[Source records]
··········
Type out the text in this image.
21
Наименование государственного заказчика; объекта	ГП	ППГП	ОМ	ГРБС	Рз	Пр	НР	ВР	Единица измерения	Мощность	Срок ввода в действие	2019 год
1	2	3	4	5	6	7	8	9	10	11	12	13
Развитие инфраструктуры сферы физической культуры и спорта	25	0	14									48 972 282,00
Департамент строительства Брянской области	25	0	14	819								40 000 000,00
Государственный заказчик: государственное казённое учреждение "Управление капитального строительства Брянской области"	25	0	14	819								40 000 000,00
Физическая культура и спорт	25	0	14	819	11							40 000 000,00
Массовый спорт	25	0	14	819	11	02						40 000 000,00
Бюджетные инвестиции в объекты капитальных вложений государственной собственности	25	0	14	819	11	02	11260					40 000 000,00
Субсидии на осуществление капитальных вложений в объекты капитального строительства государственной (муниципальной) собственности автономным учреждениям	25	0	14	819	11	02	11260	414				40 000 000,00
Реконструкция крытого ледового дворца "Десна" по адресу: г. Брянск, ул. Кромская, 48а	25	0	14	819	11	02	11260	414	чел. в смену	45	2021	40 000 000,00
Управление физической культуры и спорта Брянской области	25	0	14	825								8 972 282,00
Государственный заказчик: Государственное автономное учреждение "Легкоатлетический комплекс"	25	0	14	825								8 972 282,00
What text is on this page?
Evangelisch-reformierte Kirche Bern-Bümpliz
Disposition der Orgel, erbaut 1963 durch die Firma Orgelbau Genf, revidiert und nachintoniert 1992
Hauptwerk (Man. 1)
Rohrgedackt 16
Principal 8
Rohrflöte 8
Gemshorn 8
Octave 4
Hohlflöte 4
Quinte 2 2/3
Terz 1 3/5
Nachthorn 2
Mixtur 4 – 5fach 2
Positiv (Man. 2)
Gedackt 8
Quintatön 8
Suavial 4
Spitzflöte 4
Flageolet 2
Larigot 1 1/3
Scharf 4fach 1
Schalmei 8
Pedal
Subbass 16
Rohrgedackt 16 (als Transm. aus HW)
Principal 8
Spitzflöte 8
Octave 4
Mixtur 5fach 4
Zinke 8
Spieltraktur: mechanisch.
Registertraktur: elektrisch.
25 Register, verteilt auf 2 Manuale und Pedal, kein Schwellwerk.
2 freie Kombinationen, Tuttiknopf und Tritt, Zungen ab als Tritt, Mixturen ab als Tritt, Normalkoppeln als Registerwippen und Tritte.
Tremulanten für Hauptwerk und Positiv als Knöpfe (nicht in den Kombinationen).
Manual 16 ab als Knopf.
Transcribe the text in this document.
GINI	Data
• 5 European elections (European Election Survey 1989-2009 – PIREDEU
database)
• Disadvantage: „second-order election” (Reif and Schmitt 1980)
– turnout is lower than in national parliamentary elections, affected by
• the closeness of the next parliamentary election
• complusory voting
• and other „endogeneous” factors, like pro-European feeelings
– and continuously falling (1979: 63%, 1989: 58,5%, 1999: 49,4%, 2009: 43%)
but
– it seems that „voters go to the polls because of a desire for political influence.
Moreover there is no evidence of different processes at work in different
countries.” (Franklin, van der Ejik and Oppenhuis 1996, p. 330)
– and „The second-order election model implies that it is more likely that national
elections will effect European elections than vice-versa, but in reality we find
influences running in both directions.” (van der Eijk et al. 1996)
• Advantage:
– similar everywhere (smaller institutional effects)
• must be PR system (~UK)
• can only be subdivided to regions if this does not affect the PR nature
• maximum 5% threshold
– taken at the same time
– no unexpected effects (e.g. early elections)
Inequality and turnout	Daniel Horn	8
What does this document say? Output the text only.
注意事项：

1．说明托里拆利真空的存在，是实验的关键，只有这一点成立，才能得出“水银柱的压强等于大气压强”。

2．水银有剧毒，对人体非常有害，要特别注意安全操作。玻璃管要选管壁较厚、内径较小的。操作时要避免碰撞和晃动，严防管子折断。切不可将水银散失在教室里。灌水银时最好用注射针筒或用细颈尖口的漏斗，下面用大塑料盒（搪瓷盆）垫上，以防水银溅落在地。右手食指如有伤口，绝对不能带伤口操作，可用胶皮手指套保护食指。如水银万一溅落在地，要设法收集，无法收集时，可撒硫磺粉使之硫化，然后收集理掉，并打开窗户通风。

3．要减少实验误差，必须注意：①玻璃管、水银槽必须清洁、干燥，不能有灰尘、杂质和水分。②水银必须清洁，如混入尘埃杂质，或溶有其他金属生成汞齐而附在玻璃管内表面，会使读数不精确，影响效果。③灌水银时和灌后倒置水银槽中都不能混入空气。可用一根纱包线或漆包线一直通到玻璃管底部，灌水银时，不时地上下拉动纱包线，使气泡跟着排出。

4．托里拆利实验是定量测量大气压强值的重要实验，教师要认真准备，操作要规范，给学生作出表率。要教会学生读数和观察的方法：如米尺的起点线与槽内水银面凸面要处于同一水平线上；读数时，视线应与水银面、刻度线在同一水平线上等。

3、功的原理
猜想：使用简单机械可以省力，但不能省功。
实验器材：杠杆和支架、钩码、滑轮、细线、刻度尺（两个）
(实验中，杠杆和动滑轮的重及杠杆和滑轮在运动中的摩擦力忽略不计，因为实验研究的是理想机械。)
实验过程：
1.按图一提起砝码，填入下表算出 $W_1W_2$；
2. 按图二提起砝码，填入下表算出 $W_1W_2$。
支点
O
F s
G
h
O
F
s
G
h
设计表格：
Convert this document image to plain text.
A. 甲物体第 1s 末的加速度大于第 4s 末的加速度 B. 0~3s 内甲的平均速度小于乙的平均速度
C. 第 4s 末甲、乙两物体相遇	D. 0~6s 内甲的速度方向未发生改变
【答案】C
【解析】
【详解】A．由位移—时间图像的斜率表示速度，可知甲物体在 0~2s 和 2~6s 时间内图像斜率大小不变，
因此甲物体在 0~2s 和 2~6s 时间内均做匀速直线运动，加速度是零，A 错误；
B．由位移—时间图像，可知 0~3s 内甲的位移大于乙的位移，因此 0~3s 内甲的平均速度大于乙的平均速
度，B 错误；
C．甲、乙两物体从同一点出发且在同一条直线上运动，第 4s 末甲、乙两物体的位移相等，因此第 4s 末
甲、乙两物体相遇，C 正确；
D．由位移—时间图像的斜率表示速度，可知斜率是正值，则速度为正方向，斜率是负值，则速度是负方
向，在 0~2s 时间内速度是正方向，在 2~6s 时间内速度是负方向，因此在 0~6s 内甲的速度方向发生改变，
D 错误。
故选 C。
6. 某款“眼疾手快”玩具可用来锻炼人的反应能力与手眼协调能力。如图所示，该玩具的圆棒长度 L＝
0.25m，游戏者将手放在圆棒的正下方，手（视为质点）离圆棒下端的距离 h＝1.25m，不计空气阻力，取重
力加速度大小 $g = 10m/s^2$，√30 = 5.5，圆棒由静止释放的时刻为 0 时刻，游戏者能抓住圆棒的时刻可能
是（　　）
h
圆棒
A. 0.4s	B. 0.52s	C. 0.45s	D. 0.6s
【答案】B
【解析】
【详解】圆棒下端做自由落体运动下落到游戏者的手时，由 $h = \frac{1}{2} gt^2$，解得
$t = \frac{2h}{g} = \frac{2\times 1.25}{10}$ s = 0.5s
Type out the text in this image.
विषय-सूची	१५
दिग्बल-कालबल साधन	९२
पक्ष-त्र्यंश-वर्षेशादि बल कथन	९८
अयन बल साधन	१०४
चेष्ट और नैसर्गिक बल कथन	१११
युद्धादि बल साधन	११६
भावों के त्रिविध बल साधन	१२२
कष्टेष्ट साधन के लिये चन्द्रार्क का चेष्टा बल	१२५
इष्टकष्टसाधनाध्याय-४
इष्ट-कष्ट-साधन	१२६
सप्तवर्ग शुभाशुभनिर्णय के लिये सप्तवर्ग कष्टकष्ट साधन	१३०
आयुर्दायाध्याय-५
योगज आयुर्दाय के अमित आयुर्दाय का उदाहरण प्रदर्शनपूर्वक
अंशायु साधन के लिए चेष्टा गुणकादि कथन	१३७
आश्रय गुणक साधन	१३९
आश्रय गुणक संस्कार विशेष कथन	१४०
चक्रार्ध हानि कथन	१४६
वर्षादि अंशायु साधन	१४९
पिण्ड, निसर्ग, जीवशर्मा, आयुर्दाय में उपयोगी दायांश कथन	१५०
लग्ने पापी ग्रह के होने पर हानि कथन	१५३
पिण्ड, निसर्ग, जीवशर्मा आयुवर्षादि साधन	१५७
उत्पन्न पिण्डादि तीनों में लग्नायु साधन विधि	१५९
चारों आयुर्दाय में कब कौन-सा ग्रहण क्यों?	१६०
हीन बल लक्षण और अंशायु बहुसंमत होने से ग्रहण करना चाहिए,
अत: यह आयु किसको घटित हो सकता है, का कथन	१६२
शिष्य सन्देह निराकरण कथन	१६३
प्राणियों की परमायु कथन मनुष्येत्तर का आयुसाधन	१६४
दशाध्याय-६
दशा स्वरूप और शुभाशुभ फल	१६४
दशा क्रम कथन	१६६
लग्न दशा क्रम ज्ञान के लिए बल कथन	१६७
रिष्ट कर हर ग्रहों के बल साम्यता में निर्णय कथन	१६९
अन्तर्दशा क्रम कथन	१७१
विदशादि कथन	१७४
··········
» **Directions**
Find the number of lines in which the word "капитального" occurs, and write nothing but that number.

» **Answer to the problem**
2